____ Records

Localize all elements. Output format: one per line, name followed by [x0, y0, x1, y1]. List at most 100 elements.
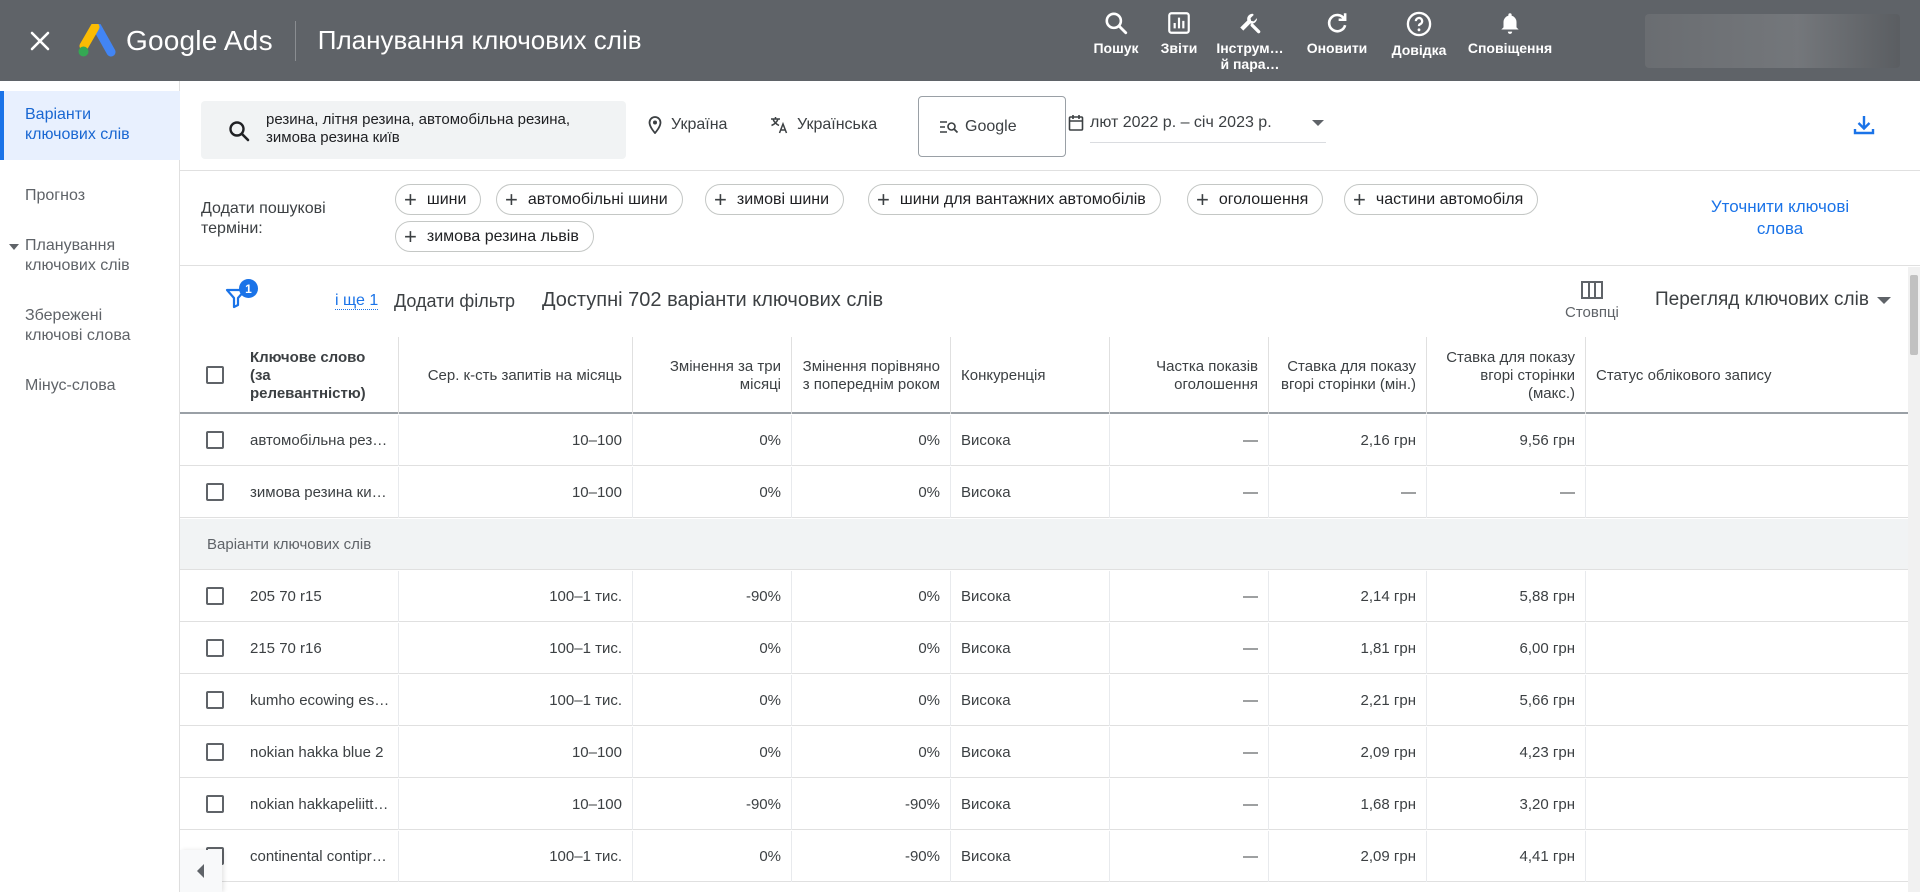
columns-button[interactable]: Стовпці [1565, 279, 1619, 321]
cell-top-bid-high: 6,00 грн [1427, 623, 1586, 674]
column-header-competition[interactable]: Конкуренція [951, 337, 1110, 414]
chip-add-term[interactable]: + оголошення [1187, 184, 1324, 215]
reports-tool-button[interactable]: Звіти [1149, 0, 1209, 81]
date-range-selector[interactable]: лют 2022 р. – січ 2023 р. [1068, 114, 1326, 143]
cell-yoy-change: -90% [792, 831, 951, 882]
help-tool-button[interactable]: Довідка [1379, 0, 1459, 81]
side-navigation: Варіанти ключових слів Прогноз Плануванн… [0, 81, 180, 892]
nav-item-keyword-ideas[interactable]: Варіанти ключових слів [0, 91, 180, 160]
row-checkbox[interactable] [206, 483, 224, 501]
chip-add-term[interactable]: + зимова резина львів [395, 221, 594, 252]
cell-account-status [1586, 675, 1908, 726]
chip-add-term[interactable]: + шини для вантажних автомобілів [868, 184, 1161, 215]
column-header-account-status[interactable]: Статус облікового запису [1586, 337, 1908, 414]
cell-yoy-change: -90% [792, 779, 951, 830]
close-button[interactable] [0, 0, 80, 81]
select-all-checkbox[interactable] [206, 366, 224, 384]
scroll-left-button[interactable] [180, 850, 222, 892]
nav-item-saved-keywords[interactable]: Збережені ключові слова [0, 306, 180, 346]
chip-label: зимові шини [736, 190, 830, 208]
column-header-three-month-change[interactable]: Змінення за три місяці [633, 337, 792, 414]
network-selector[interactable]: Google [918, 96, 1066, 157]
cell-top-bid-low: 1,68 грн [1269, 779, 1427, 830]
table-row[interactable]: 205 70 r15 100–1 тис. -90% 0% Висока —2,14 гр… [180, 571, 1908, 622]
search-tool-label: Пошук [1093, 40, 1139, 56]
table-row[interactable]: continental contipr… 100–1 тис. 0% -90% Висо… [180, 831, 1908, 882]
language-selector[interactable]: Українська [769, 116, 877, 134]
language-label: Українська [797, 116, 878, 133]
keyword-search-input[interactable]: резина, літня резина, автомобільна резин… [201, 101, 626, 159]
table-row[interactable]: 215 70 r16 100–1 тис. 0% 0% Висока —1,81 грн 6… [180, 623, 1908, 674]
cell-keyword: continental contipr… [240, 831, 399, 882]
column-header-keyword[interactable]: Ключове слово (за релевантністю) [240, 337, 399, 414]
row-checkbox[interactable] [206, 795, 224, 813]
chip-add-term[interactable]: + шини [395, 184, 482, 215]
column-header-yoy-change[interactable]: Змінення порівняно з попереднім роком [792, 337, 951, 414]
cell-yoy-change: 0% [792, 571, 951, 622]
chip-add-term[interactable]: + частини автомобіля [1344, 184, 1539, 215]
column-header-top-bid-high[interactable]: Ставка для показу вгорі сторінки (макс.) [1427, 337, 1586, 414]
table-row[interactable]: nokian hakkapeliitt… 10–100 -90% -90% Висока… [180, 779, 1908, 830]
column-header-label: Статус облікового запису [1596, 366, 1772, 384]
column-header-top-bid-low[interactable]: Ставка для показу вгорі сторінки (мін.) [1269, 337, 1427, 414]
toolbar-actions: Пошук Звіти Інструм… й пара… Оновити Дов… [1070, 0, 1561, 81]
table-row[interactable]: nokian hakka blue 2 10–100 0% 0% Висока —2,09… [180, 727, 1908, 778]
add-filter-button[interactable]: Додати фільтр [394, 291, 515, 312]
cell-account-status [1586, 623, 1908, 674]
cell-top-bid-high: 9,56 грн [1427, 415, 1586, 466]
row-checkbox[interactable] [206, 431, 224, 449]
chip-label: шини для вантажних автомобілів [899, 190, 1146, 208]
table-row[interactable]: зимова резина ки… 10–100 0% 0% Висока — — — [180, 467, 1908, 518]
column-header-avg-searches[interactable]: Сер. к-сть запитів на місяць [399, 337, 633, 414]
help-tool-label: Довідка [1391, 42, 1447, 58]
chip-label: зимова резина львів [426, 227, 579, 245]
chip-add-term[interactable]: + автомобільні шини [496, 184, 683, 215]
cell-top-bid-low: 2,16 грн [1269, 415, 1427, 466]
scrollbar-thumb[interactable] [1910, 275, 1918, 355]
cell-impression-share: — [1110, 571, 1269, 622]
location-label: Україна [671, 116, 728, 133]
search-tool-button[interactable]: Пошук [1083, 0, 1149, 81]
nav-item-forecast[interactable]: Прогноз [0, 186, 180, 206]
chip-add-term[interactable]: + зимові шини [705, 184, 845, 215]
reports-icon [1168, 12, 1190, 34]
top-app-bar: Google Ads Планування ключових слів Пошу… [0, 0, 1920, 81]
cell-keyword: kumho ecowing es… [240, 675, 399, 726]
cell-keyword: 205 70 r15 [240, 571, 399, 622]
expand-caret-icon[interactable] [9, 244, 19, 250]
vertical-scrollbar[interactable] [1908, 267, 1920, 892]
row-checkbox[interactable] [206, 691, 224, 709]
refine-keywords-link[interactable]: Уточнити ключові слова [1690, 196, 1870, 240]
table-row[interactable]: kumho ecowing es… 100–1 тис. 0% 0% Висока —2,… [180, 675, 1908, 726]
section-header-keyword-ideas: Варіанти ключових слів [180, 519, 1908, 570]
row-checkbox[interactable] [206, 743, 224, 761]
filter-count-badge: 1 [239, 279, 258, 298]
nav-item-label: Збережені ключові слова [25, 307, 131, 344]
cell-account-status [1586, 467, 1908, 518]
chevron-left-icon [197, 864, 204, 878]
cell-top-bid-low: 2,09 грн [1269, 727, 1427, 778]
account-switcher[interactable] [1645, 14, 1900, 68]
notifications-tool-label: Сповіщення [1467, 40, 1553, 56]
column-header-impression-share[interactable]: Частка показів оголошення [1110, 337, 1269, 414]
more-filters-link[interactable]: і ще 1 [335, 293, 379, 310]
google-ads-logo[interactable]: Google Ads [76, 23, 273, 58]
row-checkbox[interactable] [206, 587, 224, 605]
plus-icon: + [404, 223, 417, 249]
refresh-tool-button[interactable]: Оновити [1297, 0, 1377, 81]
table-row[interactable]: автомобільна рез… 10–100 0% 0% Висока —2,16 г… [180, 415, 1908, 466]
column-header-label: Змінення порівняно з попереднім роком [802, 357, 940, 393]
cell-yoy-change: 0% [792, 675, 951, 726]
nav-item-keyword-plans[interactable]: Планування ключових слів [0, 236, 180, 276]
nav-item-negative-keywords[interactable]: Мінус-слова [0, 376, 180, 396]
cell-yoy-change: 0% [792, 467, 951, 518]
download-button[interactable] [1852, 113, 1876, 142]
location-selector[interactable]: Україна [647, 116, 727, 134]
keyword-view-dropdown[interactable]: Перегляд ключових слів [1655, 289, 1891, 311]
notifications-tool-button[interactable]: Сповіщення [1459, 0, 1561, 81]
cell-top-bid-high: 4,23 грн [1427, 727, 1586, 778]
column-header-label: Сер. к-сть запитів на місяць [427, 366, 622, 384]
cell-keyword: зимова резина ки… [240, 467, 399, 518]
row-checkbox[interactable] [206, 639, 224, 657]
tools-settings-button[interactable]: Інструм… й пара… [1209, 0, 1291, 81]
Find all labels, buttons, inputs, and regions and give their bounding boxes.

________

__Problem details__: Can you write out all of the data above line by line, unchanged, with the pictures left out?

__Output below__:
Localize all elements. Output format: one per line, name followed by [x0, y0, x1, y1]. List at most 100 elements.
columns-button[interactable]: Стовпці [1565, 279, 1619, 321]
cell-top-bid-high: 6,00 грн [1427, 623, 1586, 674]
column-header-competition[interactable]: Конкуренція [951, 337, 1110, 414]
chip-add-term[interactable]: + оголошення [1187, 184, 1324, 215]
reports-tool-button[interactable]: Звіти [1149, 0, 1209, 81]
date-range-selector[interactable]: лют 2022 р. – січ 2023 р. [1068, 114, 1326, 143]
cell-yoy-change: -90% [792, 831, 951, 882]
help-tool-button[interactable]: Довідка [1379, 0, 1459, 81]
side-navigation: Варіанти ключових слів Прогноз Плануванн… [0, 81, 180, 892]
nav-item-keyword-ideas[interactable]: Варіанти ключових слів [0, 91, 180, 160]
row-checkbox[interactable] [206, 483, 224, 501]
chip-add-term[interactable]: + зимова резина львів [395, 221, 594, 252]
cell-account-status [1586, 675, 1908, 726]
chip-add-term[interactable]: + шини для вантажних автомобілів [868, 184, 1161, 215]
column-header-account-status[interactable]: Статус облікового запису [1586, 337, 1908, 414]
cell-yoy-change: -90% [792, 779, 951, 830]
close-button[interactable] [0, 0, 80, 81]
select-all-checkbox[interactable] [206, 366, 224, 384]
scroll-left-button[interactable] [180, 850, 222, 892]
nav-item-saved-keywords[interactable]: Збережені ключові слова [0, 306, 180, 346]
chip-label: зимові шини [736, 190, 830, 208]
column-header-three-month-change[interactable]: Змінення за три місяці [633, 337, 792, 414]
network-selector[interactable]: Google [918, 96, 1066, 157]
cell-top-bid-low: 1,68 грн [1269, 779, 1427, 830]
table-row[interactable]: 205 70 r15 100–1 тис. -90% 0% Висока —2,14 гр… [180, 571, 1908, 622]
search-tool-label: Пошук [1093, 40, 1139, 56]
table-row[interactable]: continental contipr… 100–1 тис. 0% -90% Висо… [180, 831, 1908, 882]
language-selector[interactable]: Українська [769, 116, 877, 134]
language-label: Українська [797, 116, 878, 133]
keyword-search-input[interactable]: резина, літня резина, автомобільна резин… [201, 101, 626, 159]
table-row[interactable]: 215 70 r16 100–1 тис. 0% 0% Висока —1,81 грн 6… [180, 623, 1908, 674]
cell-keyword: continental contipr… [240, 831, 399, 882]
column-header-keyword[interactable]: Ключове слово (за релевантністю) [240, 337, 399, 414]
row-checkbox[interactable] [206, 795, 224, 813]
chip-add-term[interactable]: + шини [395, 184, 482, 215]
column-header-yoy-change[interactable]: Змінення порівняно з попереднім роком [792, 337, 951, 414]
cell-yoy-change: 0% [792, 571, 951, 622]
chip-add-term[interactable]: + частини автомобіля [1344, 184, 1539, 215]
column-header-top-bid-high[interactable]: Ставка для показу вгорі сторінки (макс.) [1427, 337, 1586, 414]
table-row[interactable]: nokian hakkapeliitt… 10–100 -90% -90% Висока… [180, 779, 1908, 830]
column-header-label: Статус облікового запису [1596, 366, 1772, 384]
column-header-top-bid-low[interactable]: Ставка для показу вгорі сторінки (мін.) [1269, 337, 1427, 414]
toolbar-actions: Пошук Звіти Інструм… й пара… Оновити Дов… [1070, 0, 1561, 81]
table-row[interactable]: nokian hakka blue 2 10–100 0% 0% Висока —2,09… [180, 727, 1908, 778]
add-filter-button[interactable]: Додати фільтр [394, 291, 515, 312]
cell-account-status [1586, 623, 1908, 674]
cell-top-bid-high: 9,56 грн [1427, 415, 1586, 466]
row-checkbox[interactable] [206, 431, 224, 449]
chip-label: шини для вантажних автомобілів [899, 190, 1146, 208]
table-row[interactable]: зимова резина ки… 10–100 0% 0% Висока — — — [180, 467, 1908, 518]
column-header-avg-searches[interactable]: Сер. к-сть запитів на місяць [399, 337, 633, 414]
help-tool-label: Довідка [1391, 42, 1447, 58]
chip-label: зимова резина львів [426, 227, 579, 245]
chip-add-term[interactable]: + автомобільні шини [496, 184, 683, 215]
cell-top-bid-low: 2,16 грн [1269, 415, 1427, 466]
scrollbar-thumb[interactable] [1910, 275, 1918, 355]
cell-impression-share: — [1110, 571, 1269, 622]
location-label: Україна [671, 116, 728, 133]
search-tool-button[interactable]: Пошук [1083, 0, 1149, 81]
nav-item-forecast[interactable]: Прогноз [0, 186, 180, 206]
chip-add-term[interactable]: + зимові шини [705, 184, 845, 215]
reports-icon [1168, 12, 1190, 34]
top-app-bar: Google Ads Планування ключових слів Пошу… [0, 0, 1920, 81]
cell-keyword: kumho ecowing es… [240, 675, 399, 726]
cell-keyword: 205 70 r15 [240, 571, 399, 622]
expand-caret-icon[interactable] [9, 244, 19, 250]
vertical-scrollbar[interactable] [1908, 267, 1920, 892]
row-checkbox[interactable] [206, 691, 224, 709]
refine-keywords-link[interactable]: Уточнити ключові слова [1690, 196, 1870, 240]
table-row[interactable]: kumho ecowing es… 100–1 тис. 0% 0% Висока —2,… [180, 675, 1908, 726]
section-header-keyword-ideas: Варіанти ключових слів [180, 519, 1908, 570]
row-checkbox[interactable] [206, 743, 224, 761]
filter-count-badge: 1 [239, 279, 258, 298]
nav-item-label: Збережені ключові слова [25, 307, 131, 344]
cell-account-status [1586, 467, 1908, 518]
chevron-left-icon [197, 864, 204, 878]
cell-top-bid-low: 2,09 грн [1269, 727, 1427, 778]
account-switcher[interactable] [1645, 14, 1900, 68]
notifications-tool-label: Сповіщення [1467, 40, 1553, 56]
column-header-impression-share[interactable]: Частка показів оголошення [1110, 337, 1269, 414]
more-filters-link[interactable]: і ще 1 [335, 293, 379, 310]
google-ads-logo[interactable]: Google Ads [76, 23, 273, 58]
row-checkbox[interactable] [206, 587, 224, 605]
plus-icon: + [404, 223, 417, 249]
refresh-tool-button[interactable]: Оновити [1297, 0, 1377, 81]
table-row[interactable]: автомобільна рез… 10–100 0% 0% Висока —2,16 г… [180, 415, 1908, 466]
column-header-label: Змінення порівняно з попереднім роком [802, 357, 940, 393]
cell-yoy-change: 0% [792, 675, 951, 726]
nav-item-keyword-plans[interactable]: Планування ключових слів [0, 236, 180, 276]
nav-item-negative-keywords[interactable]: Мінус-слова [0, 376, 180, 396]
cell-yoy-change: 0% [792, 467, 951, 518]
download-button[interactable] [1852, 113, 1876, 142]
location-selector[interactable]: Україна [647, 116, 727, 134]
keyword-view-dropdown[interactable]: Перегляд ключових слів [1655, 289, 1891, 311]
notifications-tool-button[interactable]: Сповіщення [1459, 0, 1561, 81]
cell-top-bid-high: 4,23 грн [1427, 727, 1586, 778]
column-header-label: Сер. к-сть запитів на місяць [427, 366, 622, 384]
cell-keyword: зимова резина ки… [240, 467, 399, 518]
row-checkbox[interactable] [206, 639, 224, 657]
tools-settings-button[interactable]: Інструм… й пара… [1209, 0, 1291, 81]
Find all labels, buttons, inputs, and regions and give their bounding boxes.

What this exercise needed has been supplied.